-- Start EXTRACTED RECORDS --

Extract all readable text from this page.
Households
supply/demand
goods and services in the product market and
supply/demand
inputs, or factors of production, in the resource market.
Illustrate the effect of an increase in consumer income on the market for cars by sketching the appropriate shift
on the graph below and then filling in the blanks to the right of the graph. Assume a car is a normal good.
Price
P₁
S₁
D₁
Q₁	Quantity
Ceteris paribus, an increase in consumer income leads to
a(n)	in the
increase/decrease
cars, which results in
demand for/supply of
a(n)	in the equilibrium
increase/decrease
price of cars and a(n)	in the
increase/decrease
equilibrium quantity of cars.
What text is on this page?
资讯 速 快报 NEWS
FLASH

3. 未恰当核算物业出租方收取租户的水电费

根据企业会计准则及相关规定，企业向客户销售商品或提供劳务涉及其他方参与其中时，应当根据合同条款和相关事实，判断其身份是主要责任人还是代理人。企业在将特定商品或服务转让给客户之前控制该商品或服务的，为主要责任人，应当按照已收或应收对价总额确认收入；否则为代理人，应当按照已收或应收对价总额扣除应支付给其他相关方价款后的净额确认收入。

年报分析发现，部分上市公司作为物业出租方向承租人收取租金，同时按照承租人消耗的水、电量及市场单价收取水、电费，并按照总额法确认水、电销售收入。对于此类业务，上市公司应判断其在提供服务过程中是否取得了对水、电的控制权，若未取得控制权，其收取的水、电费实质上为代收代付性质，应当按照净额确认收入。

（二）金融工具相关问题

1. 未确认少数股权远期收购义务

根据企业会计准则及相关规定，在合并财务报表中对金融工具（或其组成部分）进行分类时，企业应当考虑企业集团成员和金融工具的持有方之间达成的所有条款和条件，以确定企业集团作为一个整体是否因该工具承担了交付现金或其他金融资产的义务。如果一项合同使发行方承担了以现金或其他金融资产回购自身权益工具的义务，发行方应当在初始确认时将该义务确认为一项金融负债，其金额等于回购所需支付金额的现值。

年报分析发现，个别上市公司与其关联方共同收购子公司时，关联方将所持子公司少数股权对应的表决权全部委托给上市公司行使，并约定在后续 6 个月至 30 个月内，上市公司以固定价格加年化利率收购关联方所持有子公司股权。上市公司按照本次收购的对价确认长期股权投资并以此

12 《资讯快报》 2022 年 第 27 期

-- End EXTRACTED RECORDS --

* **TASK BRIEF**: Write out the records above again, keeping each one identical to the original.

* **SOLUTION TO THIS TASK**:
Extract all readable text from this page.
Households
supply/demand
goods and services in the product market and
supply/demand
inputs, or factors of production, in the resource market.
Illustrate the effect of an increase in consumer income on the market for cars by sketching the appropriate shift
on the graph below and then filling in the blanks to the right of the graph. Assume a car is a normal good.
Price
P₁
S₁
D₁
Q₁	Quantity
Ceteris paribus, an increase in consumer income leads to
a(n)	in the
increase/decrease
cars, which results in
demand for/supply of
a(n)	in the equilibrium
increase/decrease
price of cars and a(n)	in the
increase/decrease
equilibrium quantity of cars.
What text is on this page?
资讯 速 快报 NEWS
FLASH

3. 未恰当核算物业出租方收取租户的水电费

根据企业会计准则及相关规定，企业向客户销售商品或提供劳务涉及其他方参与其中时，应当根据合同条款和相关事实，判断其身份是主要责任人还是代理人。企业在将特定商品或服务转让给客户之前控制该商品或服务的，为主要责任人，应当按照已收或应收对价总额确认收入；否则为代理人，应当按照已收或应收对价总额扣除应支付给其他相关方价款后的净额确认收入。

年报分析发现，部分上市公司作为物业出租方向承租人收取租金，同时按照承租人消耗的水、电量及市场单价收取水、电费，并按照总额法确认水、电销售收入。对于此类业务，上市公司应判断其在提供服务过程中是否取得了对水、电的控制权，若未取得控制权，其收取的水、电费实质上为代收代付性质，应当按照净额确认收入。

（二）金融工具相关问题

1. 未确认少数股权远期收购义务

根据企业会计准则及相关规定，在合并财务报表中对金融工具（或其组成部分）进行分类时，企业应当考虑企业集团成员和金融工具的持有方之间达成的所有条款和条件，以确定企业集团作为一个整体是否因该工具承担了交付现金或其他金融资产的义务。如果一项合同使发行方承担了以现金或其他金融资产回购自身权益工具的义务，发行方应当在初始确认时将该义务确认为一项金融负债，其金额等于回购所需支付金额的现值。

年报分析发现，个别上市公司与其关联方共同收购子公司时，关联方将所持子公司少数股权对应的表决权全部委托给上市公司行使，并约定在后续 6 个月至 30 个月内，上市公司以固定价格加年化利率收购关联方所持有子公司股权。上市公司按照本次收购的对价确认长期股权投资并以此

12 《资讯快报》 2022 年 第 27 期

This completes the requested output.